* _TASK REQUIREMENTS_:
Images are not part of the copy; write out the rest of the data exactly as given.

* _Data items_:
--------------------

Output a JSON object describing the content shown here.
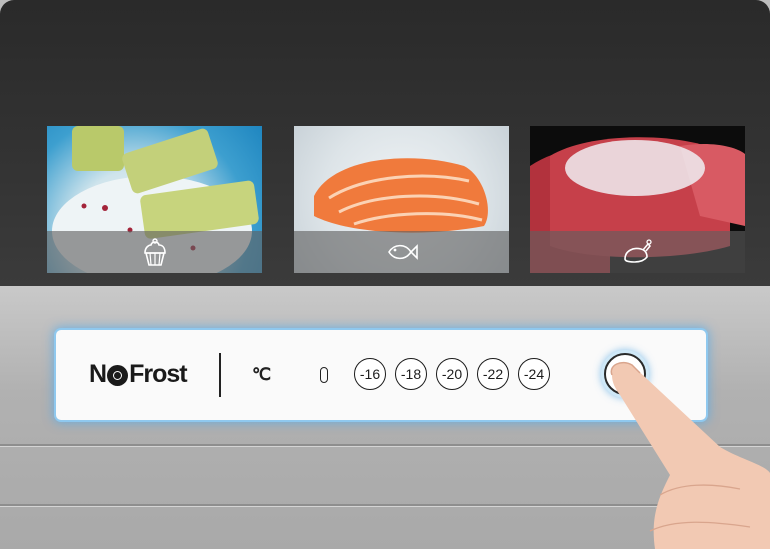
{
  "compartments": [
    {
      "id": "dessert",
      "icon": "cupcake-icon"
    },
    {
      "id": "fish",
      "icon": "fish-icon"
    },
    {
      "id": "poultry",
      "icon": "chicken-icon"
    }
  ],
  "panel": {
    "brand_prefix": "N",
    "brand_suffix": "Frost",
    "unit": "℃",
    "temperatures": [
      "-16",
      "-18",
      "-20",
      "-22",
      "-24"
    ]
  },
  "colors": {
    "panel_glow": "#5aaae6",
    "upper_panel": "#2f2f2f",
    "body": "#b5b5b5"
  }
}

--------------------

* _REPLY TO THE EXERCISE_:
Output a JSON object describing the content shown here.
{
  "compartments": [
    {
      "id": "dessert",
      "icon": "cupcake-icon"
    },
    {
      "id": "fish",
      "icon": "fish-icon"
    },
    {
      "id": "poultry",
      "icon": "chicken-icon"
    }
  ],
  "panel": {
    "brand_prefix": "N",
    "brand_suffix": "Frost",
    "unit": "℃",
    "temperatures": [
      "-16",
      "-18",
      "-20",
      "-22",
      "-24"
    ]
  },
  "colors": {
    "panel_glow": "#5aaae6",
    "upper_panel": "#2f2f2f",
    "body": "#b5b5b5"
  }
}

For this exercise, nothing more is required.